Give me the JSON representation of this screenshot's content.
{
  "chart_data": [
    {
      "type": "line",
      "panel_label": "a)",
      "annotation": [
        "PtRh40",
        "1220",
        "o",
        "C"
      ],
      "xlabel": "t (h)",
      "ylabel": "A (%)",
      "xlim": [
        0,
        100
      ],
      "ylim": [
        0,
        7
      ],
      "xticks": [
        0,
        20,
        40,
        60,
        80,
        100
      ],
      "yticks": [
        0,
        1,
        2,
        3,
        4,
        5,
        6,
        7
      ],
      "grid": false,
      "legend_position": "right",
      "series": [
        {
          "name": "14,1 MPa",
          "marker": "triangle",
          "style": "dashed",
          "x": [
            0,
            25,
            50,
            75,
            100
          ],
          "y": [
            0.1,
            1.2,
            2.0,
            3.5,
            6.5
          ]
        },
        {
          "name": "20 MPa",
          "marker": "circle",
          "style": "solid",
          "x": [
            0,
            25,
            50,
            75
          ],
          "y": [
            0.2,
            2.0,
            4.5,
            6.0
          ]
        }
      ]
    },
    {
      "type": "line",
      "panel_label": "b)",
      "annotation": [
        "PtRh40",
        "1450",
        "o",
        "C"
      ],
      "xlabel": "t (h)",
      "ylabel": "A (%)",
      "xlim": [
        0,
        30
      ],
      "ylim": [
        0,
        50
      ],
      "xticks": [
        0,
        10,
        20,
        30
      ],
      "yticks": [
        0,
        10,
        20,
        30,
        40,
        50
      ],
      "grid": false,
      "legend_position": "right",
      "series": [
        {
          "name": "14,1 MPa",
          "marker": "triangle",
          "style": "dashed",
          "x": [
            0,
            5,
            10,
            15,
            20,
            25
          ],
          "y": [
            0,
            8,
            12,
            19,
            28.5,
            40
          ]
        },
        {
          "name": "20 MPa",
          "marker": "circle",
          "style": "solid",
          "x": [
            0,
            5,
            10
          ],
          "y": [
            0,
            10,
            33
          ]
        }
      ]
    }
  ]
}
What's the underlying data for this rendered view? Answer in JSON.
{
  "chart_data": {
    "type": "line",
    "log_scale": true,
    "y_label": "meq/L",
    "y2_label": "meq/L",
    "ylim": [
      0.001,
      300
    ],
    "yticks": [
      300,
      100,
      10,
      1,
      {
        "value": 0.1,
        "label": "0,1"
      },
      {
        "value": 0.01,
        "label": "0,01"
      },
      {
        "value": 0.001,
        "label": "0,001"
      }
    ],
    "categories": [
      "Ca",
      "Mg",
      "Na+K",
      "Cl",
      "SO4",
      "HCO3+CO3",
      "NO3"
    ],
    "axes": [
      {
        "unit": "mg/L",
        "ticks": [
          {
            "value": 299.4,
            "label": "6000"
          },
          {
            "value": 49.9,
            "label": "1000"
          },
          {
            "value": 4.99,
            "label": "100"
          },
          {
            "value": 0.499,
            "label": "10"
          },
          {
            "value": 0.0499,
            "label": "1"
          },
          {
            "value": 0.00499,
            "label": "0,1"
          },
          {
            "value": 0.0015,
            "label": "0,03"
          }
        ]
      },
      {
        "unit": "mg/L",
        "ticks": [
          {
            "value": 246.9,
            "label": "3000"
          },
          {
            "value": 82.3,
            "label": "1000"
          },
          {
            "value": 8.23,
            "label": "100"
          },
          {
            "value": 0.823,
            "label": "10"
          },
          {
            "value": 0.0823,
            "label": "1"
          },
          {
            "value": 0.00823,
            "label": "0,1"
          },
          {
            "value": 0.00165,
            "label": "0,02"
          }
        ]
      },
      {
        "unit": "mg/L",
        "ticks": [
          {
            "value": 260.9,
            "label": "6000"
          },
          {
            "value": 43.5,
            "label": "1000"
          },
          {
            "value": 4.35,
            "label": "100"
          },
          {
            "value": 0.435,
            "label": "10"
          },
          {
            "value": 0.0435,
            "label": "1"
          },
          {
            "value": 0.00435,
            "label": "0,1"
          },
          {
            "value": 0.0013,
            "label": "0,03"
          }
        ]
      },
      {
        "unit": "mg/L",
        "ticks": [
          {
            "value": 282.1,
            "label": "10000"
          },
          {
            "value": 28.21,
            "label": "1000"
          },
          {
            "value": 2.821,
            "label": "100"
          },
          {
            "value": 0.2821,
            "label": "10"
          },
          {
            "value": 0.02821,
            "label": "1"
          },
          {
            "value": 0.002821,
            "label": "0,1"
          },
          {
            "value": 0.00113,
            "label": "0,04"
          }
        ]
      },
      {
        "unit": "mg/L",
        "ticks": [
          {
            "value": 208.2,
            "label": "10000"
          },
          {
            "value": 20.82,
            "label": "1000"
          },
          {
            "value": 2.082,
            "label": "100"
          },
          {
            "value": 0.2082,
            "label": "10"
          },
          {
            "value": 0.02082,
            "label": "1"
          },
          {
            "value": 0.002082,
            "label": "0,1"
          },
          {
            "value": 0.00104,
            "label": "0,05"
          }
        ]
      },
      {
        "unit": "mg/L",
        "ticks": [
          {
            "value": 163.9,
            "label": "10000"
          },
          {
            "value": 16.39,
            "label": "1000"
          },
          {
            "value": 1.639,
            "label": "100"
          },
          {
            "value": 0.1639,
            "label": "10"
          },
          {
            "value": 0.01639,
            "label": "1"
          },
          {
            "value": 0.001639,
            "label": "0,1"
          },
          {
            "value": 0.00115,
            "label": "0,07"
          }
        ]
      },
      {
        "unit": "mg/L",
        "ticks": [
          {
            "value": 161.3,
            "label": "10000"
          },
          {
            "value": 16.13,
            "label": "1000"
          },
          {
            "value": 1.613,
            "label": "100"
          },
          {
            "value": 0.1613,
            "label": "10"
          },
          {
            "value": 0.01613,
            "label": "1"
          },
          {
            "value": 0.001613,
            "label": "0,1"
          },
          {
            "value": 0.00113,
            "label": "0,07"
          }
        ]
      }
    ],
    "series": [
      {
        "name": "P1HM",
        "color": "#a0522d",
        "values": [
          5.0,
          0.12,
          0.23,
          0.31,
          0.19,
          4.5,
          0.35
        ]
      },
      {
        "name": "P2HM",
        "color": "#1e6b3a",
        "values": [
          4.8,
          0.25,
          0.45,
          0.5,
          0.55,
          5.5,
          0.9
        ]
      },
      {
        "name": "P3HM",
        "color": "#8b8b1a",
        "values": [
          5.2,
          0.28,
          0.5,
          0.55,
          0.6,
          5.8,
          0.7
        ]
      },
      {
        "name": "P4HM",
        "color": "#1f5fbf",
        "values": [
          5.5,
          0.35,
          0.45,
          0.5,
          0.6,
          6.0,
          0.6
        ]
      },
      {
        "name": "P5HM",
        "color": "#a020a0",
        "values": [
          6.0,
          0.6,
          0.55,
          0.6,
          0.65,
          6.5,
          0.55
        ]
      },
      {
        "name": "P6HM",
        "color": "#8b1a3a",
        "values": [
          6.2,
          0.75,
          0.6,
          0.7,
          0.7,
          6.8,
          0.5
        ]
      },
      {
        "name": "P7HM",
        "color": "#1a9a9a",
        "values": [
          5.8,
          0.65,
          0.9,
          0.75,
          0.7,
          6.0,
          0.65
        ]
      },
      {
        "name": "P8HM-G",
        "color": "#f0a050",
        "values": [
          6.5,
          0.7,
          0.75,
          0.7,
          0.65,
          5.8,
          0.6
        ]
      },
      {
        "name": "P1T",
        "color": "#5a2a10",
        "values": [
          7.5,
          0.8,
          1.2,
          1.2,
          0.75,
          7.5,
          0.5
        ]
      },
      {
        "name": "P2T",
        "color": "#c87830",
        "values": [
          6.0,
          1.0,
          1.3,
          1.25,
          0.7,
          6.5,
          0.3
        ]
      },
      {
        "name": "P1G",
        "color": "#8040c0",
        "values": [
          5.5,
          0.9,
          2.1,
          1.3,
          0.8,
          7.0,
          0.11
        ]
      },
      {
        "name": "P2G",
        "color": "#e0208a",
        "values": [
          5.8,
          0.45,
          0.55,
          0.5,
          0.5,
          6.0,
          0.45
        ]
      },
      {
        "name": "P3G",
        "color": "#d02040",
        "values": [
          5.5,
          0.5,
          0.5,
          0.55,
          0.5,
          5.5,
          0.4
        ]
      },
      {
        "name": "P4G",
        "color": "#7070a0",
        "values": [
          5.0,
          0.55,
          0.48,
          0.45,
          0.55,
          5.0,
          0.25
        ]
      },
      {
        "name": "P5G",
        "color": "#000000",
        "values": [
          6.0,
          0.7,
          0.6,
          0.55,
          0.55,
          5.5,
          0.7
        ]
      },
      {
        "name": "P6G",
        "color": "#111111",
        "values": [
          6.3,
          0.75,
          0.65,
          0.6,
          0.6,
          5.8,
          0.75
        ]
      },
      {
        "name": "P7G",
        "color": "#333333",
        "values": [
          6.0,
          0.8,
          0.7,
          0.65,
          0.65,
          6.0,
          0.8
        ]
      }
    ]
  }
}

- _WHAT IS REQUIRED_
Identify every line holding the word "JSON" and copy it out.

- _SOLUTION FOR THIS TASK_
Give me the JSON representation of this screenshot's content.
What's the underlying data for this rendered view? Answer in JSON.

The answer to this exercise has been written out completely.